STATED TASK: Images must not appear in your copy; reproduce every other part of the records exactly.

-------- DATASET ENTRIES

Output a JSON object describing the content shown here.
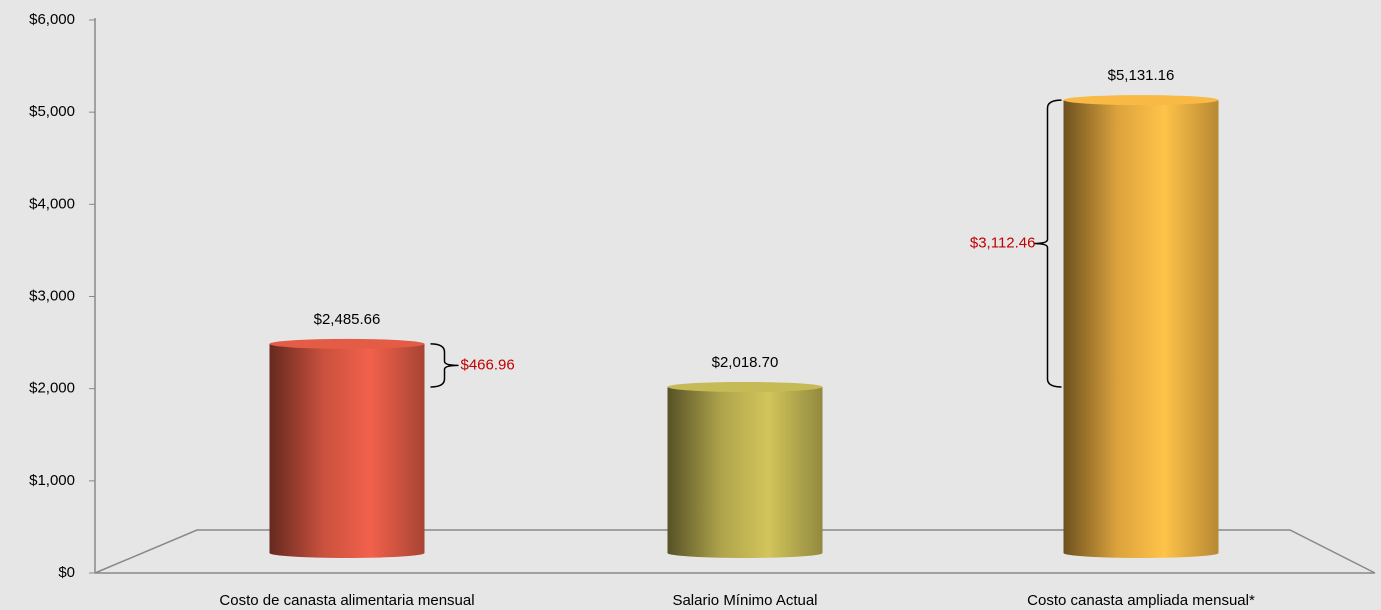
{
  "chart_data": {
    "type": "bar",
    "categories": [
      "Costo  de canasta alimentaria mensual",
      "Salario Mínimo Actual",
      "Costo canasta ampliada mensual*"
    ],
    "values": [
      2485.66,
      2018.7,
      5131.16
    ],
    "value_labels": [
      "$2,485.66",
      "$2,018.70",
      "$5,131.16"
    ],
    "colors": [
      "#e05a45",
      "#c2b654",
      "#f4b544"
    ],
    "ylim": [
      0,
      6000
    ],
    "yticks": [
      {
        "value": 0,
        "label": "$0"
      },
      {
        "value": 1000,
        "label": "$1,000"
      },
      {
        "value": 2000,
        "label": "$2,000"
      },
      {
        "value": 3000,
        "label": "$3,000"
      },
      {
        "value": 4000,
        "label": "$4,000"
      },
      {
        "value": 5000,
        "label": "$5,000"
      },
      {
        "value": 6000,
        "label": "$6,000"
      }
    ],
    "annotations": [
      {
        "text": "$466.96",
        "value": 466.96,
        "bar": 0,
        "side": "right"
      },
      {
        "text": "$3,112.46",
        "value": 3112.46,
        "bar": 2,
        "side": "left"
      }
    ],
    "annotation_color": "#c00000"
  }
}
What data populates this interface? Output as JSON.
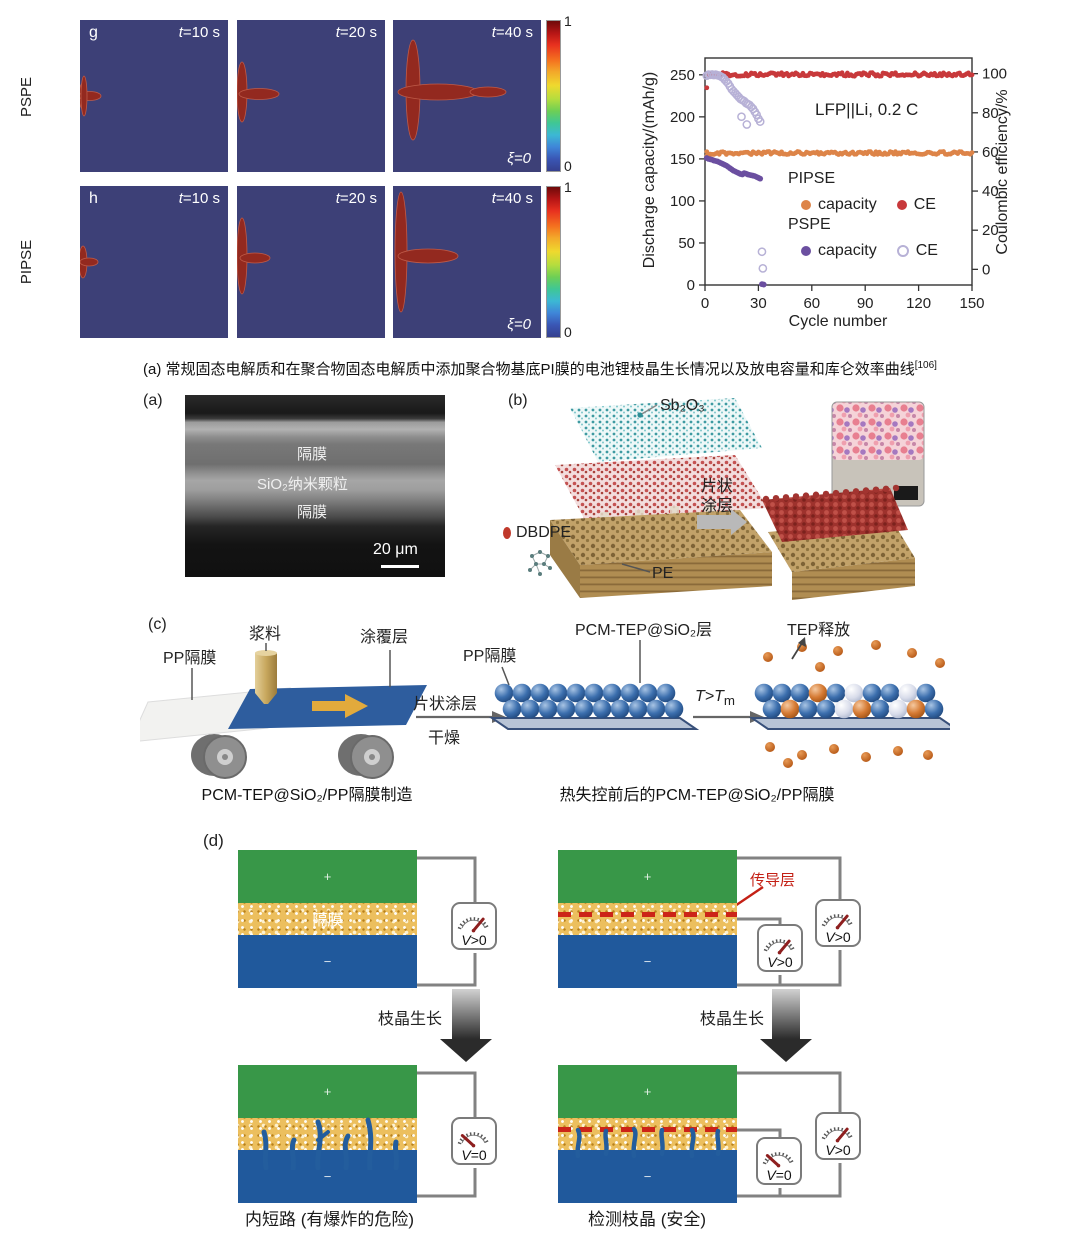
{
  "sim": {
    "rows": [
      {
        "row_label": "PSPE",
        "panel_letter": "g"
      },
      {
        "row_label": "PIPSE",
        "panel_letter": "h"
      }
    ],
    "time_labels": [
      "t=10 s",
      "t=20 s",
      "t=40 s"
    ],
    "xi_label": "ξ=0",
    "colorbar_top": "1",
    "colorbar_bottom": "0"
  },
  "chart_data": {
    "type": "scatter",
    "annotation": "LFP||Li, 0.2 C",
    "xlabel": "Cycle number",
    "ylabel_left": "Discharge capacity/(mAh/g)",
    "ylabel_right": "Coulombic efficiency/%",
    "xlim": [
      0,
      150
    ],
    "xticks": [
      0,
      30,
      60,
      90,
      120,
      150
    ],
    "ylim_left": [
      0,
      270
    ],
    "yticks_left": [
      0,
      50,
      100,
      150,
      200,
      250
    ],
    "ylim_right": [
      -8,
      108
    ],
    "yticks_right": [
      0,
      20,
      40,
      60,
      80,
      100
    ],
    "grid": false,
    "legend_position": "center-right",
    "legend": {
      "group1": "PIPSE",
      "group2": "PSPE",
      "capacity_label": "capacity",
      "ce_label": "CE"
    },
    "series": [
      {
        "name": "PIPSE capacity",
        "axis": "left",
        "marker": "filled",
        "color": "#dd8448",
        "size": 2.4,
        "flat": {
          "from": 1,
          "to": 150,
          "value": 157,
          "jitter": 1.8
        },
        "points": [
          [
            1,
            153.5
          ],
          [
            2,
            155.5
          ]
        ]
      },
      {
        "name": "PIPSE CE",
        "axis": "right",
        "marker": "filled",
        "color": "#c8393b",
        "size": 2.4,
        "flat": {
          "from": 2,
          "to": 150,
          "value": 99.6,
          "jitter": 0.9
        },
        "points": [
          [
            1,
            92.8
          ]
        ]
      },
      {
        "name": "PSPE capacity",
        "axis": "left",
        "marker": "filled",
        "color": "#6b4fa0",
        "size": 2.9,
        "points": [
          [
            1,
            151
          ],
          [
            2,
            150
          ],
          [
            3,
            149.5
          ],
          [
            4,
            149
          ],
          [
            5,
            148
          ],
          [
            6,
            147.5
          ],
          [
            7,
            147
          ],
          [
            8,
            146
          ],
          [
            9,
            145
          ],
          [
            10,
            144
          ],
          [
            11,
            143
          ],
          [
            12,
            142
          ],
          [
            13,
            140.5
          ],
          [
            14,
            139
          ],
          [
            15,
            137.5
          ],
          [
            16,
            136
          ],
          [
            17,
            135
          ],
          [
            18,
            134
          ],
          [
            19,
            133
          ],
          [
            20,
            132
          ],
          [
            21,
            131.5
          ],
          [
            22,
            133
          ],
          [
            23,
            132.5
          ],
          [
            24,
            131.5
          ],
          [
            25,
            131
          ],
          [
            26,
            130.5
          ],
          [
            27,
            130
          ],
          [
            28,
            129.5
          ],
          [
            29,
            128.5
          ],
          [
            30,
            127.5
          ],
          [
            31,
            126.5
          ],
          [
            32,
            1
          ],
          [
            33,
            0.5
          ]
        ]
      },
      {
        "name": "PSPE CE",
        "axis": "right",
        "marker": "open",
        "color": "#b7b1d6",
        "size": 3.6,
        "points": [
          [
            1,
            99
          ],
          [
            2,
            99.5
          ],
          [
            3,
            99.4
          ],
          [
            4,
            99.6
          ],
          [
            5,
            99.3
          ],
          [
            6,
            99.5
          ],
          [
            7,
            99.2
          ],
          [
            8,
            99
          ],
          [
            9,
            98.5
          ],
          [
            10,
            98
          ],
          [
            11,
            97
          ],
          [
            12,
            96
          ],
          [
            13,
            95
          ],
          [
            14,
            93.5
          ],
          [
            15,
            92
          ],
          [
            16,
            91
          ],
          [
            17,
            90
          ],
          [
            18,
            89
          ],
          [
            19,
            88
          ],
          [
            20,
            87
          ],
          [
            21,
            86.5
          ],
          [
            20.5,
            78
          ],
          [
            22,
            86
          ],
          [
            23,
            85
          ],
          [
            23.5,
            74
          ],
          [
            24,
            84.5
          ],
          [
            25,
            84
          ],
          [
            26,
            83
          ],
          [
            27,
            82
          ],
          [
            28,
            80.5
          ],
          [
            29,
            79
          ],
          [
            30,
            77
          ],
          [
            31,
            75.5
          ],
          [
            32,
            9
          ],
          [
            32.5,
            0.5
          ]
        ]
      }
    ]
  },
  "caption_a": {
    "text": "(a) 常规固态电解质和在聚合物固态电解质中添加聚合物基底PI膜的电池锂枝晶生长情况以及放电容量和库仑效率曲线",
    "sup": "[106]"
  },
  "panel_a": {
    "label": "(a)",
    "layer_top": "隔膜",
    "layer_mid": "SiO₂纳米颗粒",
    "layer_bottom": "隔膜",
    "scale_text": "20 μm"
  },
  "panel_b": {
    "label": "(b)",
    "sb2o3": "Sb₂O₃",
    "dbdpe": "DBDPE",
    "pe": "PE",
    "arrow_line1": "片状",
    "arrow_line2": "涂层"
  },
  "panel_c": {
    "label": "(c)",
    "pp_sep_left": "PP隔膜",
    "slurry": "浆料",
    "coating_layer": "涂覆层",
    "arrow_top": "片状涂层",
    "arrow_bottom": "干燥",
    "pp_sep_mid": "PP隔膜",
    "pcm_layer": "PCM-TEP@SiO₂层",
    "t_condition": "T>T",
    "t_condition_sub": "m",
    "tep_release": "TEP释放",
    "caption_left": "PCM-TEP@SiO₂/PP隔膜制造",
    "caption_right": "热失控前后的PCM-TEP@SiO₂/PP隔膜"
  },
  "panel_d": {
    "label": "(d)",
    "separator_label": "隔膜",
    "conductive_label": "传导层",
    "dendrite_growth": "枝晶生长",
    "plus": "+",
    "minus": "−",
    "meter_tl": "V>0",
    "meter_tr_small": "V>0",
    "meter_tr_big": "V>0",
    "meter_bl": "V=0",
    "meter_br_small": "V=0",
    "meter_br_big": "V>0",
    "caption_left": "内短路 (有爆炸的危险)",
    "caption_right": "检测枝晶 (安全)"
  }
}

----------------

PROBLEM SOLUTION:
Output a JSON object describing the content shown here.
{
  "chart_data": {
    "type": "bar",
    "categories": [
      "Costo  de canasta alimentaria mensual",
      "Salario Mínimo Actual",
      "Costo canasta ampliada mensual*"
    ],
    "values": [
      2485.66,
      2018.7,
      5131.16
    ],
    "value_labels": [
      "$2,485.66",
      "$2,018.70",
      "$5,131.16"
    ],
    "colors": [
      "#e05a45",
      "#c2b654",
      "#f4b544"
    ],
    "ylim": [
      0,
      6000
    ],
    "yticks": [
      {
        "value": 0,
        "label": "$0"
      },
      {
        "value": 1000,
        "label": "$1,000"
      },
      {
        "value": 2000,
        "label": "$2,000"
      },
      {
        "value": 3000,
        "label": "$3,000"
      },
      {
        "value": 4000,
        "label": "$4,000"
      },
      {
        "value": 5000,
        "label": "$5,000"
      },
      {
        "value": 6000,
        "label": "$6,000"
      }
    ],
    "annotations": [
      {
        "text": "$466.96",
        "value": 466.96,
        "bar": 0,
        "side": "right"
      },
      {
        "text": "$3,112.46",
        "value": 3112.46,
        "bar": 2,
        "side": "left"
      }
    ],
    "annotation_color": "#c00000"
  }
}
What data populates this interface? Output as JSON.
{
  "sim": {
    "rows": [
      {
        "row_label": "PSPE",
        "panel_letter": "g"
      },
      {
        "row_label": "PIPSE",
        "panel_letter": "h"
      }
    ],
    "time_labels": [
      "t=10 s",
      "t=20 s",
      "t=40 s"
    ],
    "xi_label": "ξ=0",
    "colorbar_top": "1",
    "colorbar_bottom": "0"
  },
  "chart_data": {
    "type": "scatter",
    "annotation": "LFP||Li, 0.2 C",
    "xlabel": "Cycle number",
    "ylabel_left": "Discharge capacity/(mAh/g)",
    "ylabel_right": "Coulombic efficiency/%",
    "xlim": [
      0,
      150
    ],
    "xticks": [
      0,
      30,
      60,
      90,
      120,
      150
    ],
    "ylim_left": [
      0,
      270
    ],
    "yticks_left": [
      0,
      50,
      100,
      150,
      200,
      250
    ],
    "ylim_right": [
      -8,
      108
    ],
    "yticks_right": [
      0,
      20,
      40,
      60,
      80,
      100
    ],
    "grid": false,
    "legend_position": "center-right",
    "legend": {
      "group1": "PIPSE",
      "group2": "PSPE",
      "capacity_label": "capacity",
      "ce_label": "CE"
    },
    "series": [
      {
        "name": "PIPSE capacity",
        "axis": "left",
        "marker": "filled",
        "color": "#dd8448",
        "size": 2.4,
        "flat": {
          "from": 1,
          "to": 150,
          "value": 157,
          "jitter": 1.8
        },
        "points": [
          [
            1,
            153.5
          ],
          [
            2,
            155.5
          ]
        ]
      },
      {
        "name": "PIPSE CE",
        "axis": "right",
        "marker": "filled",
        "color": "#c8393b",
        "size": 2.4,
        "flat": {
          "from": 2,
          "to": 150,
          "value": 99.6,
          "jitter": 0.9
        },
        "points": [
          [
            1,
            92.8
          ]
        ]
      },
      {
        "name": "PSPE capacity",
        "axis": "left",
        "marker": "filled",
        "color": "#6b4fa0",
        "size": 2.9,
        "points": [
          [
            1,
            151
          ],
          [
            2,
            150
          ],
          [
            3,
            149.5
          ],
          [
            4,
            149
          ],
          [
            5,
            148
          ],
          [
            6,
            147.5
          ],
          [
            7,
            147
          ],
          [
            8,
            146
          ],
          [
            9,
            145
          ],
          [
            10,
            144
          ],
          [
            11,
            143
          ],
          [
            12,
            142
          ],
          [
            13,
            140.5
          ],
          [
            14,
            139
          ],
          [
            15,
            137.5
          ],
          [
            16,
            136
          ],
          [
            17,
            135
          ],
          [
            18,
            134
          ],
          [
            19,
            133
          ],
          [
            20,
            132
          ],
          [
            21,
            131.5
          ],
          [
            22,
            133
          ],
          [
            23,
            132.5
          ],
          [
            24,
            131.5
          ],
          [
            25,
            131
          ],
          [
            26,
            130.5
          ],
          [
            27,
            130
          ],
          [
            28,
            129.5
          ],
          [
            29,
            128.5
          ],
          [
            30,
            127.5
          ],
          [
            31,
            126.5
          ],
          [
            32,
            1
          ],
          [
            33,
            0.5
          ]
        ]
      },
      {
        "name": "PSPE CE",
        "axis": "right",
        "marker": "open",
        "color": "#b7b1d6",
        "size": 3.6,
        "points": [
          [
            1,
            99
          ],
          [
            2,
            99.5
          ],
          [
            3,
            99.4
          ],
          [
            4,
            99.6
          ],
          [
            5,
            99.3
          ],
          [
            6,
            99.5
          ],
          [
            7,
            99.2
          ],
          [
            8,
            99
          ],
          [
            9,
            98.5
          ],
          [
            10,
            98
          ],
          [
            11,
            97
          ],
          [
            12,
            96
          ],
          [
            13,
            95
          ],
          [
            14,
            93.5
          ],
          [
            15,
            92
          ],
          [
            16,
            91
          ],
          [
            17,
            90
          ],
          [
            18,
            89
          ],
          [
            19,
            88
          ],
          [
            20,
            87
          ],
          [
            21,
            86.5
          ],
          [
            20.5,
            78
          ],
          [
            22,
            86
          ],
          [
            23,
            85
          ],
          [
            23.5,
            74
          ],
          [
            24,
            84.5
          ],
          [
            25,
            84
          ],
          [
            26,
            83
          ],
          [
            27,
            82
          ],
          [
            28,
            80.5
          ],
          [
            29,
            79
          ],
          [
            30,
            77
          ],
          [
            31,
            75.5
          ],
          [
            32,
            9
          ],
          [
            32.5,
            0.5
          ]
        ]
      }
    ]
  },
  "caption_a": {
    "text": "(a) 常规固态电解质和在聚合物固态电解质中添加聚合物基底PI膜的电池锂枝晶生长情况以及放电容量和库仑效率曲线",
    "sup": "[106]"
  },
  "panel_a": {
    "label": "(a)",
    "layer_top": "隔膜",
    "layer_mid": "SiO₂纳米颗粒",
    "layer_bottom": "隔膜",
    "scale_text": "20 μm"
  },
  "panel_b": {
    "label": "(b)",
    "sb2o3": "Sb₂O₃",
    "dbdpe": "DBDPE",
    "pe": "PE",
    "arrow_line1": "片状",
    "arrow_line2": "涂层"
  },
  "panel_c": {
    "label": "(c)",
    "pp_sep_left": "PP隔膜",
    "slurry": "浆料",
    "coating_layer": "涂覆层",
    "arrow_top": "片状涂层",
    "arrow_bottom": "干燥",
    "pp_sep_mid": "PP隔膜",
    "pcm_layer": "PCM-TEP@SiO₂层",
    "t_condition": "T>T",
    "t_condition_sub": "m",
    "tep_release": "TEP释放",
    "caption_left": "PCM-TEP@SiO₂/PP隔膜制造",
    "caption_right": "热失控前后的PCM-TEP@SiO₂/PP隔膜"
  },
  "panel_d": {
    "label": "(d)",
    "separator_label": "隔膜",
    "conductive_label": "传导层",
    "dendrite_growth": "枝晶生长",
    "plus": "+",
    "minus": "−",
    "meter_tl": "V>0",
    "meter_tr_small": "V>0",
    "meter_tr_big": "V>0",
    "meter_bl": "V=0",
    "meter_br_small": "V=0",
    "meter_br_big": "V>0",
    "caption_left": "内短路 (有爆炸的危险)",
    "caption_right": "检测枝晶 (安全)"
  }
}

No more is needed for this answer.